(Demande écrite a)
Recopiez à l'identique les lignes des enregistrements, de la toute première jusqu'à celle qui contient « browse-button[interactable]: Sfoglia — », incluse.

(Extrait du document)
<<<<

Les mots de Réjean Ducharme résonnent au Quat’Sous, cet automne, dans un spectacle regroupant des extraits de L’avalée des avalées, Le Nez qui voque, L’Hiver de force et L’Océantume. Le metteur en scène Frédéric Dubois présente, À quelle heure on est mort ? avec les interprètes Bozidar Krcevinac et Marie-Madeleine Sarr. Il s’agit d’une «recomposition d’un moment de théâtre», à partir du collage de textes de Ducharme réalisé par Martin Faucher et qui devait être joué, en 2020, par Gilles Renaud et Louise Turcot. Ces derniers sont d’ailleurs présents, à travers de nombreux extraits audio, durant À quelle heure on est mort ?
Ducharme et le confinement
D’entrée de jeu, on entend Turcot et Renaud raconter le deuil qu’ils ont vécu quand la pandémie les a amenés à abandonner leur spectacle intitulé À quelle heure on meurt ? C’est donc sur les ruines de cette pièce que Dubois construit sa nouvelle proposition théâtrale.
Le texte évoque la fin d’une étape : celle de l’enfance du duo composé des personnages de Ducharme: Chateaugué et Mille Milles. Tour à tour, espiègles, enjoués et colériques, les comédiens Marie-Madeleine Sarr et Bozidar Krcevinac contribuent à donner un sens très actuel aux thèmes de Ducharme en temps de pandémie, qu’il s’agisse de la révolte, de la mort, du deuil, de l’acceptation et du confinement.
À ce dernier sujet, notons que les deux personnages s’assurent d’ailleurs régulièrement de garder leurs distances, comme en témoigne clairement la première photo. Une précaution tout à fait conforme à l’esprit du mystérieux auteur québécois qui vivait en retrait du monde.

>>>>

(Demande écrite b)
D'après l'article sur le spectacle tiré des textes de Ducharme, quels comédiens devaient jouer le collage de Martin Faucher en 2020 ?

Éléments répertoriés dans un jeu de données:
<<<<

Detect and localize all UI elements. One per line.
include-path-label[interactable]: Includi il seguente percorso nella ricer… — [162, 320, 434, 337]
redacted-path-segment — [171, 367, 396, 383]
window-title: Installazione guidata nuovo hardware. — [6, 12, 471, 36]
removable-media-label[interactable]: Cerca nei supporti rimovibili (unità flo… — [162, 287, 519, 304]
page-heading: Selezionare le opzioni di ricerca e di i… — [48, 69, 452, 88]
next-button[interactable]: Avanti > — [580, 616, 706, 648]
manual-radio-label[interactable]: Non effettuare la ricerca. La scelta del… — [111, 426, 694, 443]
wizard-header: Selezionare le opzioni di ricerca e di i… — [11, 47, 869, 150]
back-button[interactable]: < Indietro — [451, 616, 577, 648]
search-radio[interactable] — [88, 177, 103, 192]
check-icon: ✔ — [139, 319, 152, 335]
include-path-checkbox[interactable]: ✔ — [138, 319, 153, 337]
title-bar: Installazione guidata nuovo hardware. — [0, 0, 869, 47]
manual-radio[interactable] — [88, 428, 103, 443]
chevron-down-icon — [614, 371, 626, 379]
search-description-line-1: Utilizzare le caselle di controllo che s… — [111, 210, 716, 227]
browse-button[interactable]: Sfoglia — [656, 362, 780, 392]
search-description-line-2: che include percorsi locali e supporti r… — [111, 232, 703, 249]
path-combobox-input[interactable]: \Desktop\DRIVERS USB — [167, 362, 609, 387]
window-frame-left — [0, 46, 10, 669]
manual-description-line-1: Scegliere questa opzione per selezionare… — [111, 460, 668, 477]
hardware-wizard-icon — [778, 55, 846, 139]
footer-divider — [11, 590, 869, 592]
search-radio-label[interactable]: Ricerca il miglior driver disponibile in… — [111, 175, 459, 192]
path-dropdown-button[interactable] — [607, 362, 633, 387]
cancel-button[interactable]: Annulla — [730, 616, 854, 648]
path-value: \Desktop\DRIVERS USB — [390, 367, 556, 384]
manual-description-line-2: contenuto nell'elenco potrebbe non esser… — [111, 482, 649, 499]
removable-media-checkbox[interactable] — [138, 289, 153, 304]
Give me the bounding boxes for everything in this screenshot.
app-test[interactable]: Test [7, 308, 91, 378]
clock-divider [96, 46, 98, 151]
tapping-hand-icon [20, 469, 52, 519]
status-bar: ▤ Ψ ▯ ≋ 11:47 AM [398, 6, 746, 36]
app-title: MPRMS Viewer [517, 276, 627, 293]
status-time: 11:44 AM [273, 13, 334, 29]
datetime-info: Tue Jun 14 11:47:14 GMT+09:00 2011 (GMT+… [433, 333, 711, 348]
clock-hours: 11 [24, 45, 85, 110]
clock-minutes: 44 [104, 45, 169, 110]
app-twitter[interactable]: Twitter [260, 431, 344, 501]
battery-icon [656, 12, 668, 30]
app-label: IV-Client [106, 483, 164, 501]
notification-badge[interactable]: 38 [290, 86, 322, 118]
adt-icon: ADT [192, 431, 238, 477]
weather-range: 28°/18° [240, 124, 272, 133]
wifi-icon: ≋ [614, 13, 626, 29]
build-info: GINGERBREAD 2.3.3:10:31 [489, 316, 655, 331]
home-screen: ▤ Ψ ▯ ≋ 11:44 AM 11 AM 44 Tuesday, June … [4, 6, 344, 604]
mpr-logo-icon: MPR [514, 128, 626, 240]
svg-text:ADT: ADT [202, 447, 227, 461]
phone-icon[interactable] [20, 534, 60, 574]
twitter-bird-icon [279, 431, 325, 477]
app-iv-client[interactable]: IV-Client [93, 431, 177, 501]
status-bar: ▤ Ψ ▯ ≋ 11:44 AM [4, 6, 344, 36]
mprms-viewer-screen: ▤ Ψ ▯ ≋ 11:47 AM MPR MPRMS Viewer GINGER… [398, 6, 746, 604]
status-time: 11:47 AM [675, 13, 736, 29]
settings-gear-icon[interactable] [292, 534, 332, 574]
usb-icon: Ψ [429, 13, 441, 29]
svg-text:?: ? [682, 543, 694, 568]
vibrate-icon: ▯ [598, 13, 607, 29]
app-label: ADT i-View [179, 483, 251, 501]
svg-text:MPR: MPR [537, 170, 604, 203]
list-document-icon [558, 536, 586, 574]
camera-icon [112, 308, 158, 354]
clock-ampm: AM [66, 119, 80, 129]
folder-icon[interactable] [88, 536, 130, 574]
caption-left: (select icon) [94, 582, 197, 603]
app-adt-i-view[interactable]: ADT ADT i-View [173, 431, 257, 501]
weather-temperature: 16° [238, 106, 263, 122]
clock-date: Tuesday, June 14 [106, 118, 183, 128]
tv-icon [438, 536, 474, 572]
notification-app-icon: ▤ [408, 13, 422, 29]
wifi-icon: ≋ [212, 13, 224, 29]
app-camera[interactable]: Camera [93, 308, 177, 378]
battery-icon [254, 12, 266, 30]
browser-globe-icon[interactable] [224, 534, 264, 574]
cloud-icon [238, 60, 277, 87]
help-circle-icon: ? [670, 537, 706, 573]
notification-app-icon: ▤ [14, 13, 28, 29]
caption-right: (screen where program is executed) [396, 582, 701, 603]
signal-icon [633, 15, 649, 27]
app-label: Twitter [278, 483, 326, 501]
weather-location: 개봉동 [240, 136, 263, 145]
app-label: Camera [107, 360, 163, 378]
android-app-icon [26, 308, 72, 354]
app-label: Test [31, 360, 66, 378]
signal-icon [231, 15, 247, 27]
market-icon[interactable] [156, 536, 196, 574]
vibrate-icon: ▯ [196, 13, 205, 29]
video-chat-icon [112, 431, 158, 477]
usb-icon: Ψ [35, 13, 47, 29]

>>>>

(Réponse écrite a)
Detect and localize all UI elements. One per line.
include-path-label[interactable]: Includi il seguente percorso nella ricer… — [162, 320, 434, 337]
redacted-path-segment — [171, 367, 396, 383]
window-title: Installazione guidata nuovo hardware. — [6, 12, 471, 36]
removable-media-label[interactable]: Cerca nei supporti rimovibili (unità flo… — [162, 287, 519, 304]
page-heading: Selezionare le opzioni di ricerca e di i… — [48, 69, 452, 88]
next-button[interactable]: Avanti > — [580, 616, 706, 648]
manual-radio-label[interactable]: Non effettuare la ricerca. La scelta del… — [111, 426, 694, 443]
wizard-header: Selezionare le opzioni di ricerca e di i… — [11, 47, 869, 150]
back-button[interactable]: < Indietro — [451, 616, 577, 648]
search-radio[interactable] — [88, 177, 103, 192]
check-icon: ✔ — [139, 319, 152, 335]
include-path-checkbox[interactable]: ✔ — [138, 319, 153, 337]
title-bar: Installazione guidata nuovo hardware. — [0, 0, 869, 47]
manual-radio[interactable] — [88, 428, 103, 443]
chevron-down-icon — [614, 371, 626, 379]
search-description-line-1: Utilizzare le caselle di controllo che s… — [111, 210, 716, 227]
browse-button[interactable]: Sfoglia — [656, 362, 780, 392]

(Réponse écrite b)
Gilles Renaud et Louise Turcot.